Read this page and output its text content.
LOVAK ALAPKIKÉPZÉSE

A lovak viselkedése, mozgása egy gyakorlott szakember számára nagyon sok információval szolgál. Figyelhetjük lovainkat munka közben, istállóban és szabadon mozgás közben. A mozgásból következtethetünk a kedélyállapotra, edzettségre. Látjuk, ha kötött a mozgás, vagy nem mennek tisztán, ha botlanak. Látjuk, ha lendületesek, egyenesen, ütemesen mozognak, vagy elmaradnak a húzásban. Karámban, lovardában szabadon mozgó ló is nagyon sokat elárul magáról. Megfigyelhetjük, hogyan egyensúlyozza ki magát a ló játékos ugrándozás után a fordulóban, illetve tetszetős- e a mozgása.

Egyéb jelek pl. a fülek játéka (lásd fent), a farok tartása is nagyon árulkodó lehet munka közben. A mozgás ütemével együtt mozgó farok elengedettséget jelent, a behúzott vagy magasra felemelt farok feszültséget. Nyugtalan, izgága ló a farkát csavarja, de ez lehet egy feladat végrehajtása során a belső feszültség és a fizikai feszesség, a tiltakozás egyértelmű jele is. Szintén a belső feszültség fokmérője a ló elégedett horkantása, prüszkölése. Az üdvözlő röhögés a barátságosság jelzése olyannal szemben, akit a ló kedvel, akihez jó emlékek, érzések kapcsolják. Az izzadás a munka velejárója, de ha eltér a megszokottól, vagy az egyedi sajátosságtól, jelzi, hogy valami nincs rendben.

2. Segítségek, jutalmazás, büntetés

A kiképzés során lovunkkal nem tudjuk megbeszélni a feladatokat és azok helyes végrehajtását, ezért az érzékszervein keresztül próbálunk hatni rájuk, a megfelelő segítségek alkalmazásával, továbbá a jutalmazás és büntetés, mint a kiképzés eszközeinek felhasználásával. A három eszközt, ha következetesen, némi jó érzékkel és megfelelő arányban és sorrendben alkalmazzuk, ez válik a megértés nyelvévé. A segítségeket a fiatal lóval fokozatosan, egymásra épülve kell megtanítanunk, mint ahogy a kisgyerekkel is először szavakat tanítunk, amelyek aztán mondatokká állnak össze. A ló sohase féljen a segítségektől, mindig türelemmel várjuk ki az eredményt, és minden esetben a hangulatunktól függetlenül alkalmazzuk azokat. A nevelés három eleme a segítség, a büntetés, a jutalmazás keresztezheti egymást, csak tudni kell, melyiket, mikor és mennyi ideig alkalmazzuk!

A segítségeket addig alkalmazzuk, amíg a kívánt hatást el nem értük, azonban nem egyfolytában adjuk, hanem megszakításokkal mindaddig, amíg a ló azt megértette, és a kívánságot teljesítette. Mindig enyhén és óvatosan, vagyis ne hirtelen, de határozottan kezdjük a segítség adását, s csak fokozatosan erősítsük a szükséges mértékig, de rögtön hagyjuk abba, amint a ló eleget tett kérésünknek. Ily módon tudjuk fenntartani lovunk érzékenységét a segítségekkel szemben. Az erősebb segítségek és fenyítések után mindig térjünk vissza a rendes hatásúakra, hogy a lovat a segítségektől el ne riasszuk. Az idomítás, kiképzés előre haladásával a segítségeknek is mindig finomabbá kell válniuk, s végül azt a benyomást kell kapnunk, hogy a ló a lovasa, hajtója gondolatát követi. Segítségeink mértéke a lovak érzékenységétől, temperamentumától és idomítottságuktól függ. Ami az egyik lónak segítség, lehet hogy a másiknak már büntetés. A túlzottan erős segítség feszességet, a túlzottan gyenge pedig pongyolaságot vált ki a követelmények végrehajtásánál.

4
##############################
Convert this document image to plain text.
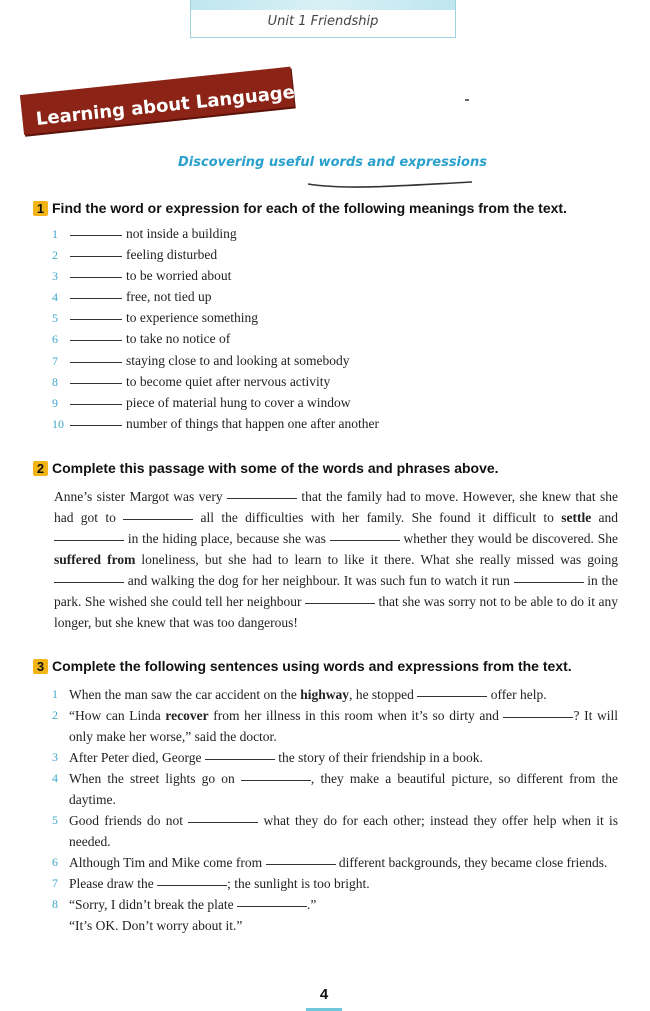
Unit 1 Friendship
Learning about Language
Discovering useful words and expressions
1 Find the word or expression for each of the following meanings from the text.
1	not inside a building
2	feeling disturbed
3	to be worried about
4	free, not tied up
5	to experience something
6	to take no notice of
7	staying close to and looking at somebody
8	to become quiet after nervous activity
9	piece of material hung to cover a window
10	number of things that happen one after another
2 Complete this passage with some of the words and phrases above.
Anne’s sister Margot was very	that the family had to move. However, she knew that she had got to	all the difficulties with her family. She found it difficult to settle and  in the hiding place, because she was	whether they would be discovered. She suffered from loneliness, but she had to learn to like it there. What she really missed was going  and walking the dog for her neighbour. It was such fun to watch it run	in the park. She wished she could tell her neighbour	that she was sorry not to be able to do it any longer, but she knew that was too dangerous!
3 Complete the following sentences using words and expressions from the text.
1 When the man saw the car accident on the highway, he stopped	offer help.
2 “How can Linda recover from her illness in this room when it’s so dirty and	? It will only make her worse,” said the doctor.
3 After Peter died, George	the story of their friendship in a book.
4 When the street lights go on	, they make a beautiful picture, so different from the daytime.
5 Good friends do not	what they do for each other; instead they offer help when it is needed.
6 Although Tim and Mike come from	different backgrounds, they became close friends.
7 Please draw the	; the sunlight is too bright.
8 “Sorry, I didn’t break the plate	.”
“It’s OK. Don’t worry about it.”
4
##############################
Do this —
In the listing above, locate each line with "different" and copy it.

Correct response —
4 When the street lights go on	, they make a beautiful picture, so different from the daytime.
6 Although Tim and Mike come from	different backgrounds, they became close friends.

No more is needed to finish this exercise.